_REQUEST:_
Produce a verbatim copy of the entries listed below.

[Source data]
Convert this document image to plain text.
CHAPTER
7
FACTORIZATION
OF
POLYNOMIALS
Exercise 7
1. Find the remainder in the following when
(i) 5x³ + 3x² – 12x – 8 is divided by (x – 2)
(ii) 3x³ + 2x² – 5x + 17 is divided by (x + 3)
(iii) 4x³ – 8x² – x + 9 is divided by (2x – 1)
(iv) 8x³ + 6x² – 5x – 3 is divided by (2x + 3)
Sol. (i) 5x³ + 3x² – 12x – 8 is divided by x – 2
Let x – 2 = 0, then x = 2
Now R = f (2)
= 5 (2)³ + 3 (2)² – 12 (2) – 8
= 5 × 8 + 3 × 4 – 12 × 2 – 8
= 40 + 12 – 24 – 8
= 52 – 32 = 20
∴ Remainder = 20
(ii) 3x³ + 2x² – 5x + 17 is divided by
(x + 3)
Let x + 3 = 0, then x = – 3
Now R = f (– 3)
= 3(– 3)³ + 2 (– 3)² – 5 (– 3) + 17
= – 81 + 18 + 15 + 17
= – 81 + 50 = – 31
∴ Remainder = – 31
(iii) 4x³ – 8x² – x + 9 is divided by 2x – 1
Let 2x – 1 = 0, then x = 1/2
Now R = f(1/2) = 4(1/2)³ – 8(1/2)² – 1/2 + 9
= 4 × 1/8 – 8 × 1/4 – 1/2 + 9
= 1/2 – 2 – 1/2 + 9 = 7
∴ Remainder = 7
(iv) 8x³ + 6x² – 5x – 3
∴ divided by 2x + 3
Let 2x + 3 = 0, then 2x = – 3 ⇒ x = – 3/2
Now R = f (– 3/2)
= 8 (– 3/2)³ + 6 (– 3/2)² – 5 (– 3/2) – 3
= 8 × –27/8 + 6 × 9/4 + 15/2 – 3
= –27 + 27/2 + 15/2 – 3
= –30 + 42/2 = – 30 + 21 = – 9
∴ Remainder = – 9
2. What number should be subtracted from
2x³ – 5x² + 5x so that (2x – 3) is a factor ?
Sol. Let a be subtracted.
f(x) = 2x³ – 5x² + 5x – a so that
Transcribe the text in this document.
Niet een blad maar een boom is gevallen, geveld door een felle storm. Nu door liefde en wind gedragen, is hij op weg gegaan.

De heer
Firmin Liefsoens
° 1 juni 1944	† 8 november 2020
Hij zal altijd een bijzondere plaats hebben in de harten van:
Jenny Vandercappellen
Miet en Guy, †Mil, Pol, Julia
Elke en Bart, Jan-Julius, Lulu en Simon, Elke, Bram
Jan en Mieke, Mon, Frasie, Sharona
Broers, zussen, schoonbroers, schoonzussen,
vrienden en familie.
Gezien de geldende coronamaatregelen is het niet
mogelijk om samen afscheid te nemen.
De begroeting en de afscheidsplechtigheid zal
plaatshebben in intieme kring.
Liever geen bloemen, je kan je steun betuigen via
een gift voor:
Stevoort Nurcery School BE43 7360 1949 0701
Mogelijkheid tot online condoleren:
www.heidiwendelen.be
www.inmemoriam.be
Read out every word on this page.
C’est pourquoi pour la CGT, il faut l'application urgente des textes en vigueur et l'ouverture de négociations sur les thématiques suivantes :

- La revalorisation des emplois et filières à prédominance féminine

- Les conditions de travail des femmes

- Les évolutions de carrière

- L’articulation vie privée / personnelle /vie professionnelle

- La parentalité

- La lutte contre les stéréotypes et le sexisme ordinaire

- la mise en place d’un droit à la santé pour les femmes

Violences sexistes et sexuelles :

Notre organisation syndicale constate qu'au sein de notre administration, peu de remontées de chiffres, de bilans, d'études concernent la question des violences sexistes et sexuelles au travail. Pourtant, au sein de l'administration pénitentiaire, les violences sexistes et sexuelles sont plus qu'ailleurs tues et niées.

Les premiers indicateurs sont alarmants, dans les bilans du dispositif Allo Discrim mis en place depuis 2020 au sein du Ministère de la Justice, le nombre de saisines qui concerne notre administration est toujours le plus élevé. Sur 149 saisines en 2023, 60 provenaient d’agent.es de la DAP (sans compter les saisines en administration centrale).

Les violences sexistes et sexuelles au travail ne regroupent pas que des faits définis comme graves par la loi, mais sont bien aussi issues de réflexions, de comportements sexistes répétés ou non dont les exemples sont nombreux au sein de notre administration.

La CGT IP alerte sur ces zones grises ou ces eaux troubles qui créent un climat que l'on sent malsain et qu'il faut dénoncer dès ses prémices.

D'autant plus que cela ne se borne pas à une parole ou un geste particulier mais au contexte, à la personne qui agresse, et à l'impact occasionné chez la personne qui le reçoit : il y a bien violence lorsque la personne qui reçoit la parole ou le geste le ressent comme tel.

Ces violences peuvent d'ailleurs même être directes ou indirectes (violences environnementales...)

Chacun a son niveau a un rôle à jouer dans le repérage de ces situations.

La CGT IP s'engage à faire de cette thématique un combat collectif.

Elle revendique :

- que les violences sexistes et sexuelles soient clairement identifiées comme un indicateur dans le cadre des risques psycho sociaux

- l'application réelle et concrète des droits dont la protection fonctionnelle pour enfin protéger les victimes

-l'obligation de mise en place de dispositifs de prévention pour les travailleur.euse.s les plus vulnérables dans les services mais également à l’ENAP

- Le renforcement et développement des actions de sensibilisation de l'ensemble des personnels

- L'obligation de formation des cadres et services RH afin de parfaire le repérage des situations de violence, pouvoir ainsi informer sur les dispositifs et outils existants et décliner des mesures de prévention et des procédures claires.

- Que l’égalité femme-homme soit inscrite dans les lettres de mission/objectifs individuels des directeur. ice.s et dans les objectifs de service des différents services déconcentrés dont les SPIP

_EXERCISE SOLUTION:_
Convert this document image to plain text.
CHAPTER
7
FACTORIZATION
OF
POLYNOMIALS
Exercise 7
1. Find the remainder in the following when
(i) 5x³ + 3x² – 12x – 8 is divided by (x – 2)
(ii) 3x³ + 2x² – 5x + 17 is divided by (x + 3)
(iii) 4x³ – 8x² – x + 9 is divided by (2x – 1)
(iv) 8x³ + 6x² – 5x – 3 is divided by (2x + 3)
Sol. (i) 5x³ + 3x² – 12x – 8 is divided by x – 2
Let x – 2 = 0, then x = 2
Now R = f (2)
= 5 (2)³ + 3 (2)² – 12 (2) – 8
= 5 × 8 + 3 × 4 – 12 × 2 – 8
= 40 + 12 – 24 – 8
= 52 – 32 = 20
∴ Remainder = 20
(ii) 3x³ + 2x² – 5x + 17 is divided by
(x + 3)
Let x + 3 = 0, then x = – 3
Now R = f (– 3)
= 3(– 3)³ + 2 (– 3)² – 5 (– 3) + 17
= – 81 + 18 + 15 + 17
= – 81 + 50 = – 31
∴ Remainder = – 31
(iii) 4x³ – 8x² – x + 9 is divided by 2x – 1
Let 2x – 1 = 0, then x = 1/2
Now R = f(1/2) = 4(1/2)³ – 8(1/2)² – 1/2 + 9
= 4 × 1/8 – 8 × 1/4 – 1/2 + 9
= 1/2 – 2 – 1/2 + 9 = 7
∴ Remainder = 7
(iv) 8x³ + 6x² – 5x – 3
∴ divided by 2x + 3
Let 2x + 3 = 0, then 2x = – 3 ⇒ x = – 3/2
Now R = f (– 3/2)
= 8 (– 3/2)³ + 6 (– 3/2)² – 5 (– 3/2) – 3
= 8 × –27/8 + 6 × 9/4 + 15/2 – 3
= –27 + 27/2 + 15/2 – 3
= –30 + 42/2 = – 30 + 21 = – 9
∴ Remainder = – 9
2. What number should be subtracted from
2x³ – 5x² + 5x so that (2x – 3) is a factor ?
Sol. Let a be subtracted.
f(x) = 2x³ – 5x² + 5x – a so that
Transcribe the text in this document.
Niet een blad maar een boom is gevallen, geveld door een felle storm. Nu door liefde en wind gedragen, is hij op weg gegaan.

De heer
Firmin Liefsoens
° 1 juni 1944	† 8 november 2020
Hij zal altijd een bijzondere plaats hebben in de harten van:
Jenny Vandercappellen
Miet en Guy, †Mil, Pol, Julia
Elke en Bart, Jan-Julius, Lulu en Simon, Elke, Bram
Jan en Mieke, Mon, Frasie, Sharona
Broers, zussen, schoonbroers, schoonzussen,
vrienden en familie.
Gezien de geldende coronamaatregelen is het niet
mogelijk om samen afscheid te nemen.
De begroeting en de afscheidsplechtigheid zal
plaatshebben in intieme kring.
Liever geen bloemen, je kan je steun betuigen via
een gift voor:
Stevoort Nurcery School BE43 7360 1949 0701
Mogelijkheid tot online condoleren:
www.heidiwendelen.be
www.inmemoriam.be
Read out every word on this page.
C’est pourquoi pour la CGT, il faut l'application urgente des textes en vigueur et l'ouverture de négociations sur les thématiques suivantes :

- La revalorisation des emplois et filières à prédominance féminine

- Les conditions de travail des femmes

- Les évolutions de carrière

- L’articulation vie privée / personnelle /vie professionnelle

- La parentalité

- La lutte contre les stéréotypes et le sexisme ordinaire

- la mise en place d’un droit à la santé pour les femmes

Violences sexistes et sexuelles :

Notre organisation syndicale constate qu'au sein de notre administration, peu de remontées de chiffres, de bilans, d'études concernent la question des violences sexistes et sexuelles au travail. Pourtant, au sein de l'administration pénitentiaire, les violences sexistes et sexuelles sont plus qu'ailleurs tues et niées.

Les premiers indicateurs sont alarmants, dans les bilans du dispositif Allo Discrim mis en place depuis 2020 au sein du Ministère de la Justice, le nombre de saisines qui concerne notre administration est toujours le plus élevé. Sur 149 saisines en 2023, 60 provenaient d’agent.es de la DAP (sans compter les saisines en administration centrale).

Les violences sexistes et sexuelles au travail ne regroupent pas que des faits définis comme graves par la loi, mais sont bien aussi issues de réflexions, de comportements sexistes répétés ou non dont les exemples sont nombreux au sein de notre administration.

La CGT IP alerte sur ces zones grises ou ces eaux troubles qui créent un climat que l'on sent malsain et qu'il faut dénoncer dès ses prémices.

D'autant plus que cela ne se borne pas à une parole ou un geste particulier mais au contexte, à la personne qui agresse, et à l'impact occasionné chez la personne qui le reçoit : il y a bien violence lorsque la personne qui reçoit la parole ou le geste le ressent comme tel.

Ces violences peuvent d'ailleurs même être directes ou indirectes (violences environnementales...)

Chacun a son niveau a un rôle à jouer dans le repérage de ces situations.

La CGT IP s'engage à faire de cette thématique un combat collectif.

Elle revendique :

- que les violences sexistes et sexuelles soient clairement identifiées comme un indicateur dans le cadre des risques psycho sociaux

- l'application réelle et concrète des droits dont la protection fonctionnelle pour enfin protéger les victimes

-l'obligation de mise en place de dispositifs de prévention pour les travailleur.euse.s les plus vulnérables dans les services mais également à l’ENAP

- Le renforcement et développement des actions de sensibilisation de l'ensemble des personnels

- L'obligation de formation des cadres et services RH afin de parfaire le repérage des situations de violence, pouvoir ainsi informer sur les dispositifs et outils existants et décliner des mesures de prévention et des procédures claires.

- Que l’égalité femme-homme soit inscrite dans les lettres de mission/objectifs individuels des directeur. ice.s et dans les objectifs de service des différents services déconcentrés dont les SPIP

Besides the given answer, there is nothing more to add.